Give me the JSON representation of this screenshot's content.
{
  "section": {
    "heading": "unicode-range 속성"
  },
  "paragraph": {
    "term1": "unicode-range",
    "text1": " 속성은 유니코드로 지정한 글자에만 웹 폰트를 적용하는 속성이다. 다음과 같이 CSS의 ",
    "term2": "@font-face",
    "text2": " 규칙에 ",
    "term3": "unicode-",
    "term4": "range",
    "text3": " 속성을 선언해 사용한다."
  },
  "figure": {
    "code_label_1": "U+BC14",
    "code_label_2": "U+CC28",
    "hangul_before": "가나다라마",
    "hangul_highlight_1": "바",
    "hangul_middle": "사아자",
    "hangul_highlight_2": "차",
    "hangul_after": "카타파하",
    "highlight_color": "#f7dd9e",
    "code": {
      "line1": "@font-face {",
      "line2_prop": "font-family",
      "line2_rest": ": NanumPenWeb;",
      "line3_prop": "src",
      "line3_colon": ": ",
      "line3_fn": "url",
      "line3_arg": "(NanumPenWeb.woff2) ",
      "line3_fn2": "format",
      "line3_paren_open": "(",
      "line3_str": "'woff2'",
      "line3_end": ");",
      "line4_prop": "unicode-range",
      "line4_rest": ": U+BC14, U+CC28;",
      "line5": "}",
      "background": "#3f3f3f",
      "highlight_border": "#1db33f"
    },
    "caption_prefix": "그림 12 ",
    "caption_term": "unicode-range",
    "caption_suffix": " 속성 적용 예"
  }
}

[Request] Using the data above, repeat every line exactly.

[Task output]
Give me the JSON representation of this screenshot's content.
{
  "section": {
    "heading": "unicode-range 속성"
  },
  "paragraph": {
    "term1": "unicode-range",
    "text1": " 속성은 유니코드로 지정한 글자에만 웹 폰트를 적용하는 속성이다. 다음과 같이 CSS의 ",
    "term2": "@font-face",
    "text2": " 규칙에 ",
    "term3": "unicode-",
    "term4": "range",
    "text3": " 속성을 선언해 사용한다."
  },
  "figure": {
    "code_label_1": "U+BC14",
    "code_label_2": "U+CC28",
    "hangul_before": "가나다라마",
    "hangul_highlight_1": "바",
    "hangul_middle": "사아자",
    "hangul_highlight_2": "차",
    "hangul_after": "카타파하",
    "highlight_color": "#f7dd9e",
    "code": {
      "line1": "@font-face {",
      "line2_prop": "font-family",
      "line2_rest": ": NanumPenWeb;",
      "line3_prop": "src",
      "line3_colon": ": ",
      "line3_fn": "url",
      "line3_arg": "(NanumPenWeb.woff2) ",
      "line3_fn2": "format",
      "line3_paren_open": "(",
      "line3_str": "'woff2'",
      "line3_end": ");",
      "line4_prop": "unicode-range",
      "line4_rest": ": U+BC14, U+CC28;",
      "line5": "}",
      "background": "#3f3f3f",
      "highlight_border": "#1db33f"
    },
    "caption_prefix": "그림 12 ",
    "caption_term": "unicode-range",
    "caption_suffix": " 속성 적용 예"
  }
}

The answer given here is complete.